_Data provided_

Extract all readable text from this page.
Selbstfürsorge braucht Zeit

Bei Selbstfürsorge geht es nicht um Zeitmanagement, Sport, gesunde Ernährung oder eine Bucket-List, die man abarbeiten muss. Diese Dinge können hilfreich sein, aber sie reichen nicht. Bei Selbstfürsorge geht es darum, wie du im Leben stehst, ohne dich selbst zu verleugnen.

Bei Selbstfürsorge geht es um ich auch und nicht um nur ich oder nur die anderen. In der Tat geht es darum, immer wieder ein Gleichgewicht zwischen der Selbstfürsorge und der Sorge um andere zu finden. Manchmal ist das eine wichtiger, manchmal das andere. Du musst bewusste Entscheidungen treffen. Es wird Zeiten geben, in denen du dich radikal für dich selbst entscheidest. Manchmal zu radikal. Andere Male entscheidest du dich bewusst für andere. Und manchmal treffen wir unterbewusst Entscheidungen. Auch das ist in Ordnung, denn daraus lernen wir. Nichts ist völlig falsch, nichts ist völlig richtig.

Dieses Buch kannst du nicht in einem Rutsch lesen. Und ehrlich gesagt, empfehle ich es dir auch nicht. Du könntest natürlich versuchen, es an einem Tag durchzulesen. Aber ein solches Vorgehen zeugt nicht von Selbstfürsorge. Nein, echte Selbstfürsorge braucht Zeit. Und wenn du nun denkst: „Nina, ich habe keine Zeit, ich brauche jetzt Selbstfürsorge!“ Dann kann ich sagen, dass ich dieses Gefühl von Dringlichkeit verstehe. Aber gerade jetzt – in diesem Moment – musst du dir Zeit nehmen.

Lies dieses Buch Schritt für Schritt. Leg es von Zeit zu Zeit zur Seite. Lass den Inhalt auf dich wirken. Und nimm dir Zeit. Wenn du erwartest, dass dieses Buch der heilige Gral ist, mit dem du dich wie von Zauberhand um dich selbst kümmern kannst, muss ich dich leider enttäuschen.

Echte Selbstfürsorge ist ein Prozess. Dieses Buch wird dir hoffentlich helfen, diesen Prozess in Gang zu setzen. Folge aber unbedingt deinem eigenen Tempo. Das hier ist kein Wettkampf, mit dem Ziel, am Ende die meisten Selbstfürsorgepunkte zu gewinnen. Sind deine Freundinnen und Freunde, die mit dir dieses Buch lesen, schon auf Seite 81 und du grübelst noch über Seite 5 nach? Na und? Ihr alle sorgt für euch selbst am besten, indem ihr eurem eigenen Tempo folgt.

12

_The request_
Retype the material above, line by line, exactly.

_The result_
Extract all readable text from this page.
Selbstfürsorge braucht Zeit

Bei Selbstfürsorge geht es nicht um Zeitmanagement, Sport, gesunde Ernährung oder eine Bucket-List, die man abarbeiten muss. Diese Dinge können hilfreich sein, aber sie reichen nicht. Bei Selbstfürsorge geht es darum, wie du im Leben stehst, ohne dich selbst zu verleugnen.

Bei Selbstfürsorge geht es um ich auch und nicht um nur ich oder nur die anderen. In der Tat geht es darum, immer wieder ein Gleichgewicht zwischen der Selbstfürsorge und der Sorge um andere zu finden. Manchmal ist das eine wichtiger, manchmal das andere. Du musst bewusste Entscheidungen treffen. Es wird Zeiten geben, in denen du dich radikal für dich selbst entscheidest. Manchmal zu radikal. Andere Male entscheidest du dich bewusst für andere. Und manchmal treffen wir unterbewusst Entscheidungen. Auch das ist in Ordnung, denn daraus lernen wir. Nichts ist völlig falsch, nichts ist völlig richtig.

Dieses Buch kannst du nicht in einem Rutsch lesen. Und ehrlich gesagt, empfehle ich es dir auch nicht. Du könntest natürlich versuchen, es an einem Tag durchzulesen. Aber ein solches Vorgehen zeugt nicht von Selbstfürsorge. Nein, echte Selbstfürsorge braucht Zeit. Und wenn du nun denkst: „Nina, ich habe keine Zeit, ich brauche jetzt Selbstfürsorge!“ Dann kann ich sagen, dass ich dieses Gefühl von Dringlichkeit verstehe. Aber gerade jetzt – in diesem Moment – musst du dir Zeit nehmen.

Lies dieses Buch Schritt für Schritt. Leg es von Zeit zu Zeit zur Seite. Lass den Inhalt auf dich wirken. Und nimm dir Zeit. Wenn du erwartest, dass dieses Buch der heilige Gral ist, mit dem du dich wie von Zauberhand um dich selbst kümmern kannst, muss ich dich leider enttäuschen.

Echte Selbstfürsorge ist ein Prozess. Dieses Buch wird dir hoffentlich helfen, diesen Prozess in Gang zu setzen. Folge aber unbedingt deinem eigenen Tempo. Das hier ist kein Wettkampf, mit dem Ziel, am Ende die meisten Selbstfürsorgepunkte zu gewinnen. Sind deine Freundinnen und Freunde, die mit dir dieses Buch lesen, schon auf Seite 81 und du grübelst noch über Seite 5 nach? Na und? Ihr alle sorgt für euch selbst am besten, indem ihr eurem eigenen Tempo folgt.

12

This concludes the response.